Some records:
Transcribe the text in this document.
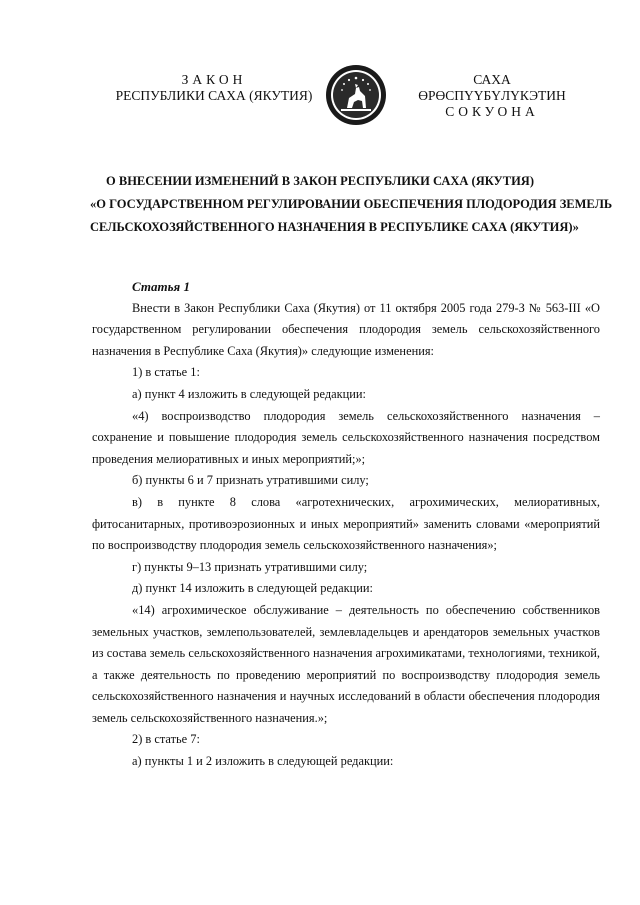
ЗАКОН
РЕСПУБЛИКИ САХА (ЯКУТИЯ)
САХА ӨРӨСПҮҮБҮЛҮКЭТИН
СОКУОНА
О ВНЕСЕНИИ ИЗМЕНЕНИЙ В ЗАКОН РЕСПУБЛИКИ САХА (ЯКУТИЯ)
«О ГОСУДАРСТВЕННОМ РЕГУЛИРОВАНИИ ОБЕСПЕЧЕНИЯ ПЛОДОРОДИЯ ЗЕМЕЛЬ
СЕЛЬСКОХОЗЯЙСТВЕННОГО НАЗНАЧЕНИЯ В РЕСПУБЛИКЕ САХА (ЯКУТИЯ)»
Статья 1

Внести в Закон Республики Саха (Якутия) от 11 октября 2005 года 279-З № 563-III «О государственном регулировании обеспечения плодородия земель сельскохозяйственного назначения в Республике Саха (Якутия)» следующие изменения:

1) в статье 1:

а) пункт 4 изложить в следующей редакции:

«4) воспроизводство плодородия земель сельскохозяйственного назначения – сохранение и повышение плодородия земель сельскохозяйственного назначения посредством проведения мелиоративных и иных мероприятий;»;

б) пункты 6 и 7 признать утратившими силу;

в) в пункте 8 слова «агротехнических, агрохимических, мелиоративных, фитосанитарных, противоэрозионных и иных мероприятий» заменить словами «мероприятий по воспроизводству плодородия земель сельскохозяйственного назначения»;

г) пункты 9–13 признать утратившими силу;

д) пункт 14 изложить в следующей редакции:

«14) агрохимическое обслуживание – деятельность по обеспечению собственников земельных участков, землепользователей, землевладельцев и арендаторов земельных участков из состава земель сельскохозяйственного назначения агрохимикатами, технологиями, техникой, а также деятельность по проведению мероприятий по воспроизводству плодородия земель сельскохозяйственного назначения и научных исследований в области обеспечения плодородия земель сельскохозяйственного назначения.»;

2) в статье 7:

а) пункты 1 и 2 изложить в следующей редакции:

Task instructions
Omit each picture, then return all of the listing exactly as it stands.

Full solution
Transcribe the text in this document.
ЗАКОН
РЕСПУБЛИКИ САХА (ЯКУТИЯ)
САХА ӨРӨСПҮҮБҮЛҮКЭТИН
СОКУОНА
О ВНЕСЕНИИ ИЗМЕНЕНИЙ В ЗАКОН РЕСПУБЛИКИ САХА (ЯКУТИЯ)
«О ГОСУДАРСТВЕННОМ РЕГУЛИРОВАНИИ ОБЕСПЕЧЕНИЯ ПЛОДОРОДИЯ ЗЕМЕЛЬ
СЕЛЬСКОХОЗЯЙСТВЕННОГО НАЗНАЧЕНИЯ В РЕСПУБЛИКЕ САХА (ЯКУТИЯ)»
Статья 1

Внести в Закон Республики Саха (Якутия) от 11 октября 2005 года 279-З № 563-III «О государственном регулировании обеспечения плодородия земель сельскохозяйственного назначения в Республике Саха (Якутия)» следующие изменения:

1) в статье 1:

а) пункт 4 изложить в следующей редакции:

«4) воспроизводство плодородия земель сельскохозяйственного назначения – сохранение и повышение плодородия земель сельскохозяйственного назначения посредством проведения мелиоративных и иных мероприятий;»;

б) пункты 6 и 7 признать утратившими силу;

в) в пункте 8 слова «агротехнических, агрохимических, мелиоративных, фитосанитарных, противоэрозионных и иных мероприятий» заменить словами «мероприятий по воспроизводству плодородия земель сельскохозяйственного назначения»;

г) пункты 9–13 признать утратившими силу;

д) пункт 14 изложить в следующей редакции:

«14) агрохимическое обслуживание – деятельность по обеспечению собственников земельных участков, землепользователей, землевладельцев и арендаторов земельных участков из состава земель сельскохозяйственного назначения агрохимикатами, технологиями, техникой, а также деятельность по проведению мероприятий по воспроизводству плодородия земель сельскохозяйственного назначения и научных исследований в области обеспечения плодородия земель сельскохозяйственного назначения.»;

2) в статье 7:

а) пункты 1 и 2 изложить в следующей редакции:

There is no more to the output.